Goal: From the listing below, extract every line in which the word "Library" appears.

===== Input records =====

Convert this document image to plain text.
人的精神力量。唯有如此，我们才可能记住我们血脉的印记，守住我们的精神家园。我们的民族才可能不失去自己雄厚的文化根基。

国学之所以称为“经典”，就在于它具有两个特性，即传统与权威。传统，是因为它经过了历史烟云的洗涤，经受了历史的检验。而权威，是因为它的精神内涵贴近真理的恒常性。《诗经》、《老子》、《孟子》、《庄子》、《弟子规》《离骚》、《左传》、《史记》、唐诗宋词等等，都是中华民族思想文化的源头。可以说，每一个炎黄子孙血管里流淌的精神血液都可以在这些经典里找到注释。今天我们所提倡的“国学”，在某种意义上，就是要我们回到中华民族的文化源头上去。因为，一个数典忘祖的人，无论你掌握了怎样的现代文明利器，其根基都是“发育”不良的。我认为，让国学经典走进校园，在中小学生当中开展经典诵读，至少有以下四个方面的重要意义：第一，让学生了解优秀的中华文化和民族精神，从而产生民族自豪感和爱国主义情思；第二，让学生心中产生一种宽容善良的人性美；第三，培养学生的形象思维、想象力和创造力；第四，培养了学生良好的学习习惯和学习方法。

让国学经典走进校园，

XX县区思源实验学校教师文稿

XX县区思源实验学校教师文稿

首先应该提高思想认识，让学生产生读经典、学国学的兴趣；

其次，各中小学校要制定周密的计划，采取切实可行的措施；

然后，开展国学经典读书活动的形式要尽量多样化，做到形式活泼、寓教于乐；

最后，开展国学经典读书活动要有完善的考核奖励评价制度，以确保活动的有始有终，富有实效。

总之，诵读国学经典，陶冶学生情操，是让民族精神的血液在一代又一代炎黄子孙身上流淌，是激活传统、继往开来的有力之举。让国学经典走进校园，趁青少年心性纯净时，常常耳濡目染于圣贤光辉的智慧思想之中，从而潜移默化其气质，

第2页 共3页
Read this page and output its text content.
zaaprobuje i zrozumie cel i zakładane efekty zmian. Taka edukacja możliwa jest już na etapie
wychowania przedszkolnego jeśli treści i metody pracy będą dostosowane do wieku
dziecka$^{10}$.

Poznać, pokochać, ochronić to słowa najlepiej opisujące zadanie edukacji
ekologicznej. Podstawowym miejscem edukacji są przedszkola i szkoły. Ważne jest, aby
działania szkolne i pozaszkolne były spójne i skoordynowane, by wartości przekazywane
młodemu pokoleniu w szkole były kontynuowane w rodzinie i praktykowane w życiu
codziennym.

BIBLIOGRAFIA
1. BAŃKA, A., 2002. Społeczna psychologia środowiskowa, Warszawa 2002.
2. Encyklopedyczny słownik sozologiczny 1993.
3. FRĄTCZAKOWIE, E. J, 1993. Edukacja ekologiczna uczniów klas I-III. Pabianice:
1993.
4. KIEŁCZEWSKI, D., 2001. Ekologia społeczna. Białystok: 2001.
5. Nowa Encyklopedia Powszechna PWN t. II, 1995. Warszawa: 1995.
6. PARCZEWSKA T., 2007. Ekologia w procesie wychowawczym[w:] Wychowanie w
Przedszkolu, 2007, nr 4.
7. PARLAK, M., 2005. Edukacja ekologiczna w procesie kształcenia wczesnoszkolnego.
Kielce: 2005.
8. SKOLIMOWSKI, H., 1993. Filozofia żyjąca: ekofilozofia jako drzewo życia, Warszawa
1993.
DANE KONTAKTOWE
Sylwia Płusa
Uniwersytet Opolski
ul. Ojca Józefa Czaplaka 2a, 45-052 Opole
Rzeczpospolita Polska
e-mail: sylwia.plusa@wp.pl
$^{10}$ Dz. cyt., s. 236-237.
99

=====
===== Input records =====

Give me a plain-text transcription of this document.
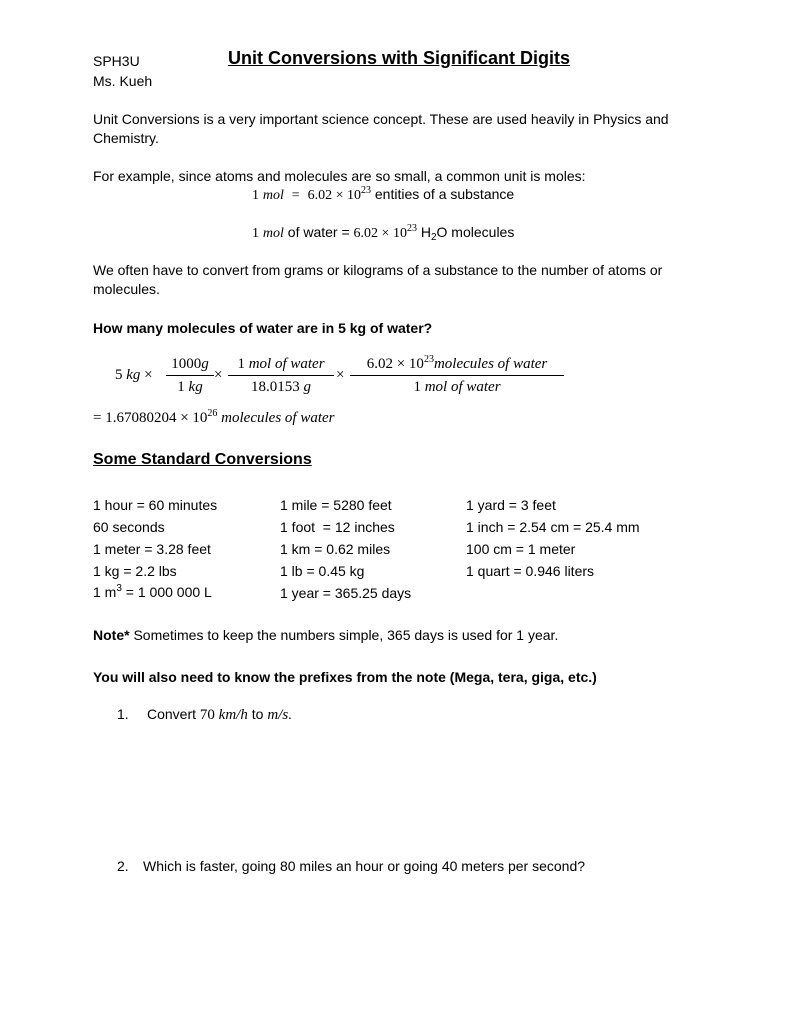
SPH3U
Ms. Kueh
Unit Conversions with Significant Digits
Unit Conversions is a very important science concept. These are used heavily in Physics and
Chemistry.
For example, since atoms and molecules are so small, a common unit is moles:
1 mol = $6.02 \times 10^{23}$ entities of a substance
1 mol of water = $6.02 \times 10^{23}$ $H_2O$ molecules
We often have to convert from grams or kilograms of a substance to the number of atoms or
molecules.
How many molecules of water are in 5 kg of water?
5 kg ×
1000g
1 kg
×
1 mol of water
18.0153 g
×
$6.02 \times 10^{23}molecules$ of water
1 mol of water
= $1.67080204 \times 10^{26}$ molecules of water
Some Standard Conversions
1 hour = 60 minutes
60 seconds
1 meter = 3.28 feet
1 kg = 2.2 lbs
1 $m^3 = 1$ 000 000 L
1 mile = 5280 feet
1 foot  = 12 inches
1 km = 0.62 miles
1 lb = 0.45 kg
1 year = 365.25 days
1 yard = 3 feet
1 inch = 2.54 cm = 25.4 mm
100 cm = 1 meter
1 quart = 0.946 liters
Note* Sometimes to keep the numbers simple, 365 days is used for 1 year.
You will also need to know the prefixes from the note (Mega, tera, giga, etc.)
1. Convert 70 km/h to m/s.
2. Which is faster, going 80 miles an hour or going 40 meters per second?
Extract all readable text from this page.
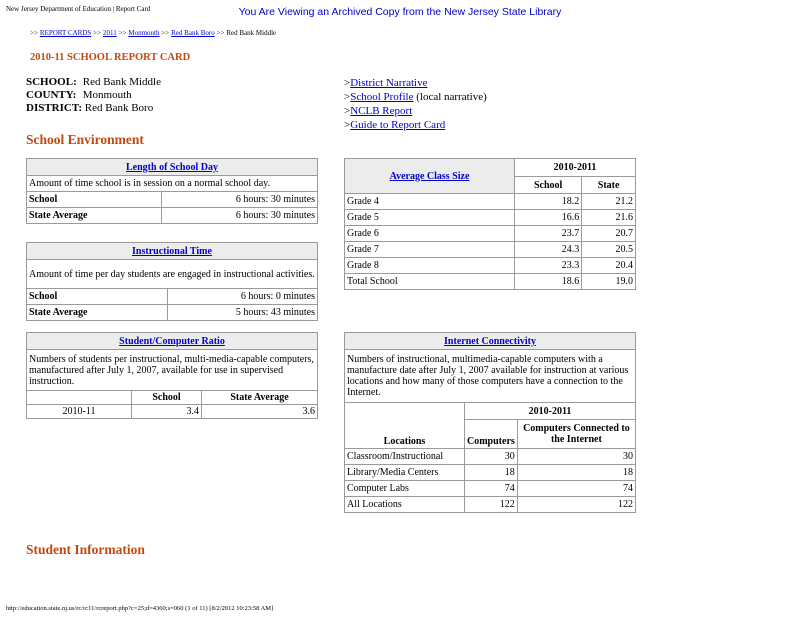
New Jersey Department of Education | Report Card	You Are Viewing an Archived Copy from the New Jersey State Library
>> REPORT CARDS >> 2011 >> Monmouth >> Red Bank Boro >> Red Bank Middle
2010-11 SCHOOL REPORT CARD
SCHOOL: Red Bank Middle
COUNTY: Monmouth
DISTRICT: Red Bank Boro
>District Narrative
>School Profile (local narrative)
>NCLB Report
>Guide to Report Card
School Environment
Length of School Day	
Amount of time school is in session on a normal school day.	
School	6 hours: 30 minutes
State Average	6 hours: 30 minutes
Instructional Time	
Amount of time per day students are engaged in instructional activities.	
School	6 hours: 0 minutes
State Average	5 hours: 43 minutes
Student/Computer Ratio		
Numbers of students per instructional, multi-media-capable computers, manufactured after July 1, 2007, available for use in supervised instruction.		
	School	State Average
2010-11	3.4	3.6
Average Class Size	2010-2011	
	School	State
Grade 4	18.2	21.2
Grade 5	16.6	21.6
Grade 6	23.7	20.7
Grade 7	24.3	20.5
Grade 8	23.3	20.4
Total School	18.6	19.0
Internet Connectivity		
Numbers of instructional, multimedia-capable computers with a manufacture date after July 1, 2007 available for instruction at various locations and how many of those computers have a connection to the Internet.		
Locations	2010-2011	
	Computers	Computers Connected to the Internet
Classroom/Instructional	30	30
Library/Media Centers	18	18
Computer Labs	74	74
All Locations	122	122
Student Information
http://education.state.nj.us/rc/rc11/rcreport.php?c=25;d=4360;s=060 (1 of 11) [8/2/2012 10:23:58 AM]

=====

Complete response:
New Jersey Department of Education | Report Card	You Are Viewing an Archived Copy from the New Jersey State Library
Library/Media Centers	18	18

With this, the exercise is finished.